TASK BRIEF> Write out the listing below exactly, and omit any images you find in it.

(Extracted data entries)

** begin **

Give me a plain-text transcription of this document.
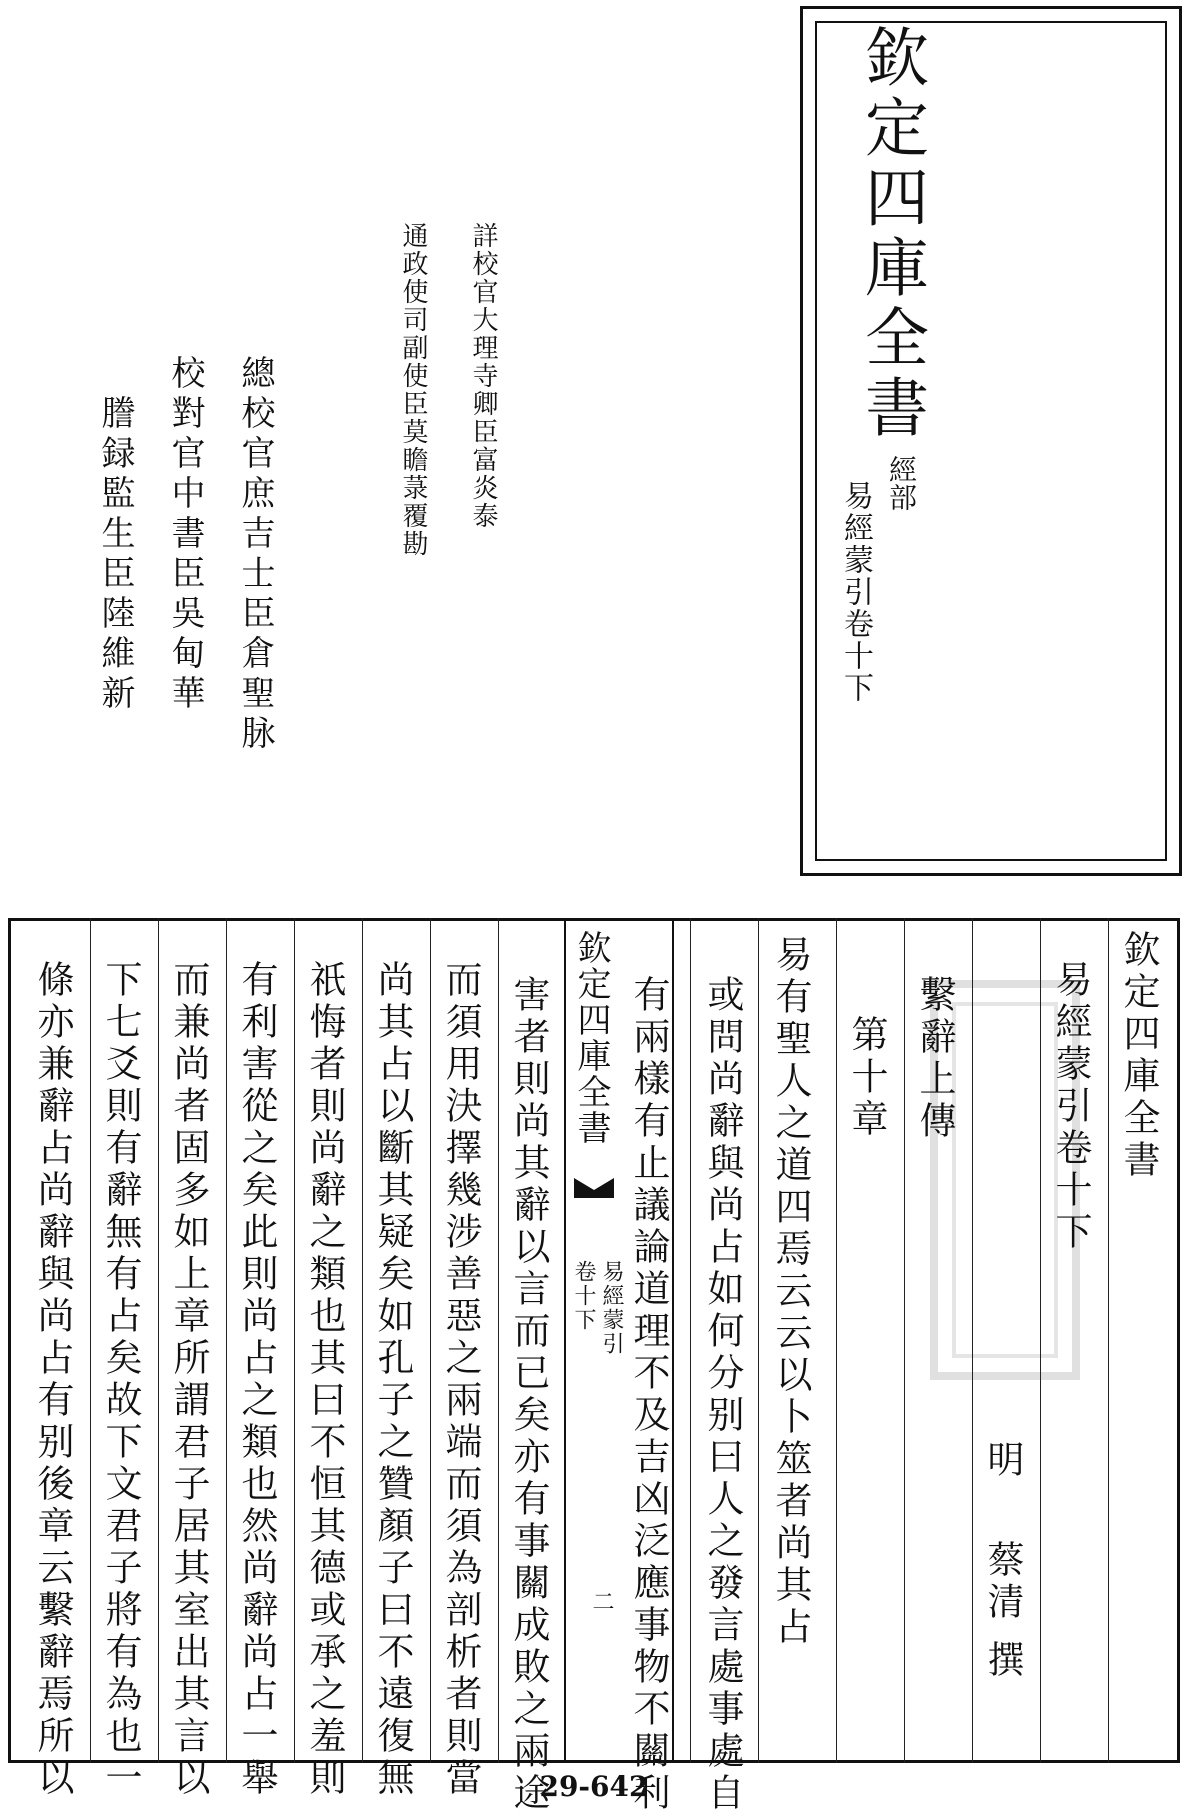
欽定四庫全書
經部
易經蒙引卷十下
詳校官大理寺卿臣富炎泰
通政使司副使臣莫瞻菉覆勘
總校官庶吉士臣倉聖脉
校對官中書臣吳甸華
謄録監生臣陸維新
欽定四庫全書
易經蒙引卷十下
明
蔡清
撰
繫辭上傳
第十章
易有聖人之道四焉云云以卜筮者尚其占
或問尚辭與尚占如何分别曰人之發言處事處自
有兩樣有止議論道理不及吉凶泛應事物不關利
欽定四庫全書
易經蒙引
卷十下
二
害者則尚其辭以言而已矣亦有事關成敗之兩途
而須用決擇幾涉善惡之兩端而須為剖析者則當
尚其占以斷其疑矣如孔子之贊顏子曰不遠復無
祇悔者則尚辭之類也其曰不恒其德或承之羞則
有利害從之矣此則尚占之類也然尚辭尚占一舉
而兼尚者固多如上章所謂君子居其室出其言以
下七爻則有辭無有占矣故下文君子將有為也一
條亦兼辭占尚辭與尚占有别後章云繫辭焉所以	29-642
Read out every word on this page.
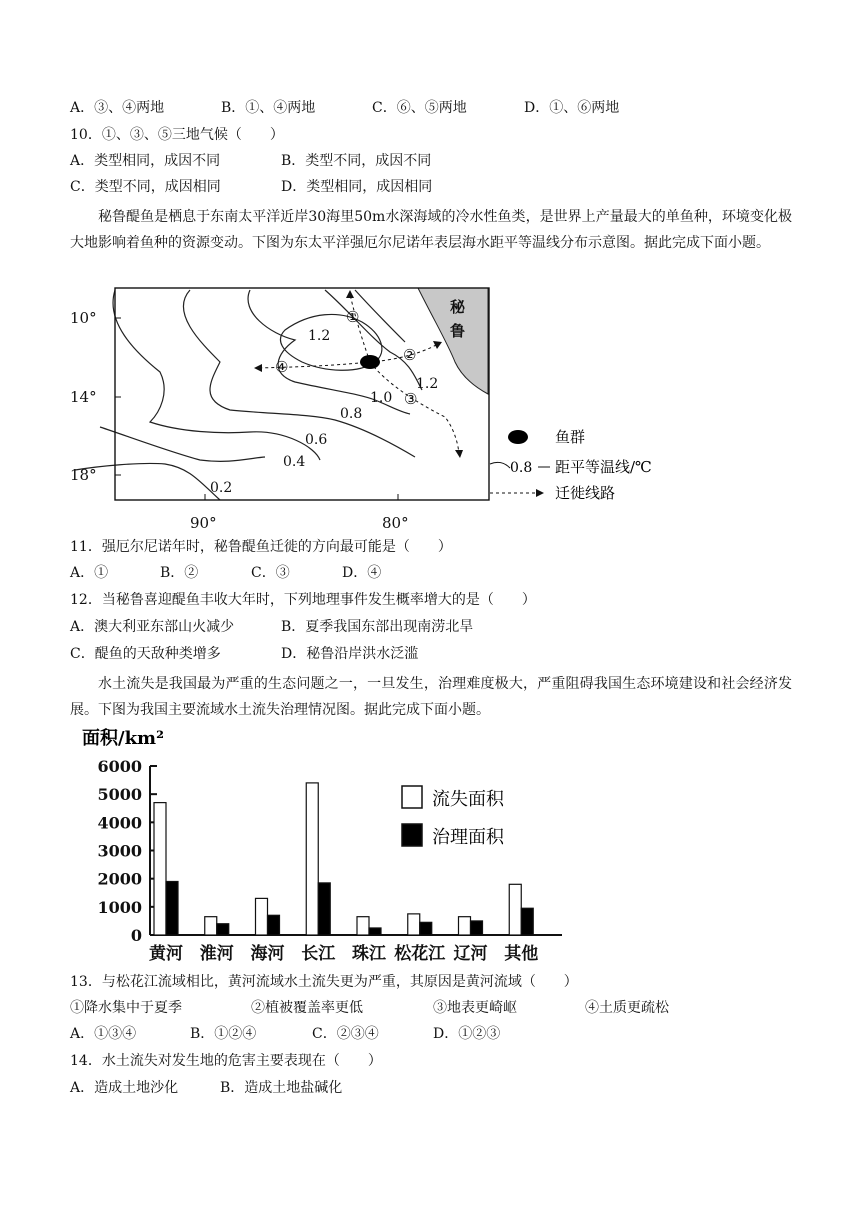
A．③、④两地	B．①、④两地	C．⑥、⑤两地	D．①、⑥两地
10．①、③、⑤三地气候（　　）
A．类型相同，成因不同	B．类型不同，成因不同
C．类型不同，成因相同	D．类型相同，成因相同
秘鲁醍鱼是栖息于东南太平洋近岸30海里50m水深海域的冷水性鱼类，是世界上产量最大的单鱼种，环境变化极大地影响着鱼种的资源变动。下图为东太平洋强厄尔尼诺年表层海水距平等温线分布示意图。据此完成下面小题。
10°
14°
18°
90°	80°
秘
鲁
1.2
1.2
1.0
0.8
0.6
0.4
0.2
①
②
③
④
鱼群
0.8 距平等温线/℃
迁徙线路
11．强厄尔尼诺年时，秘鲁醍鱼迁徙的方向最可能是（　　）
A．①	B．②	C．③	D．④
12．当秘鲁喜迎醍鱼丰收大年时，下列地理事件发生概率增大的是（　　）
A．澳大利亚东部山火减少	B．夏季我国东部出现南涝北旱
C．醍鱼的天敌种类增多	D．秘鲁沿岸洪水泛滥
水土流失是我国最为严重的生态问题之一，一旦发生，治理难度极大，严重阻碍我国生态环境建设和社会经济发展。下图为我国主要流域水土流失治理情况图。据此完成下面小题。
面积/km²
0
1000
2000
3000
4000
5000
6000
黄河 淮河 海河 长江 珠江 松花江 辽河 其他
流失面积
治理面积
13．与松花江流域相比，黄河流域水土流失更为严重，其原因是黄河流域（　　）
①降水集中于夏季	②植被覆盖率更低	③地表更崎岖	④土质更疏松
A．①③④	B．①②④	C．②③④	D．①②③
14．水土流失对发生地的危害主要表现在（　　）
A．造成土地沙化	B．造成土地盐碱化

** end **

ANSWER FOR THE TASK>
Give me a plain-text transcription of this document.
欽定四庫全書
經部
易經蒙引卷十下
詳校官大理寺卿臣富炎泰
通政使司副使臣莫瞻菉覆勘
總校官庶吉士臣倉聖脉
校對官中書臣吳甸華
謄録監生臣陸維新
欽定四庫全書
易經蒙引卷十下
明
蔡清
撰
繫辭上傳
第十章
易有聖人之道四焉云云以卜筮者尚其占
或問尚辭與尚占如何分别曰人之發言處事處自
有兩樣有止議論道理不及吉凶泛應事物不關利
欽定四庫全書
易經蒙引
卷十下
二
害者則尚其辭以言而已矣亦有事關成敗之兩途
而須用決擇幾涉善惡之兩端而須為剖析者則當
尚其占以斷其疑矣如孔子之贊顏子曰不遠復無
祇悔者則尚辭之類也其曰不恒其德或承之羞則
有利害從之矣此則尚占之類也然尚辭尚占一舉
而兼尚者固多如上章所謂君子居其室出其言以
下七爻則有辭無有占矣故下文君子將有為也一
條亦兼辭占尚辭與尚占有别後章云繫辭焉所以	29-642
Read out every word on this page.
A．③、④两地	B．①、④两地	C．⑥、⑤两地	D．①、⑥两地
10．①、③、⑤三地气候（　　）
A．类型相同，成因不同	B．类型不同，成因不同
C．类型不同，成因相同	D．类型相同，成因相同
秘鲁醍鱼是栖息于东南太平洋近岸30海里50m水深海域的冷水性鱼类，是世界上产量最大的单鱼种，环境变化极大地影响着鱼种的资源变动。下图为东太平洋强厄尔尼诺年表层海水距平等温线分布示意图。据此完成下面小题。
10°
14°
18°
90°	80°
秘
鲁
1.2
1.2
1.0
0.8
0.6
0.4
0.2
①
②
③
④
鱼群
0.8 距平等温线/℃
迁徙线路
11．强厄尔尼诺年时，秘鲁醍鱼迁徙的方向最可能是（　　）
A．①	B．②	C．③	D．④
12．当秘鲁喜迎醍鱼丰收大年时，下列地理事件发生概率增大的是（　　）
A．澳大利亚东部山火减少	B．夏季我国东部出现南涝北旱
C．醍鱼的天敌种类增多	D．秘鲁沿岸洪水泛滥
水土流失是我国最为严重的生态问题之一，一旦发生，治理难度极大，严重阻碍我国生态环境建设和社会经济发展。下图为我国主要流域水土流失治理情况图。据此完成下面小题。
面积/km²
0
1000
2000
3000
4000
5000
6000
黄河 淮河 海河 长江 珠江 松花江 辽河 其他
流失面积
治理面积
13．与松花江流域相比，黄河流域水土流失更为严重，其原因是黄河流域（　　）
①降水集中于夏季	②植被覆盖率更低	③地表更崎岖	④土质更疏松
A．①③④	B．①②④	C．②③④	D．①②③
14．水土流失对发生地的危害主要表现在（　　）
A．造成土地沙化	B．造成土地盐碱化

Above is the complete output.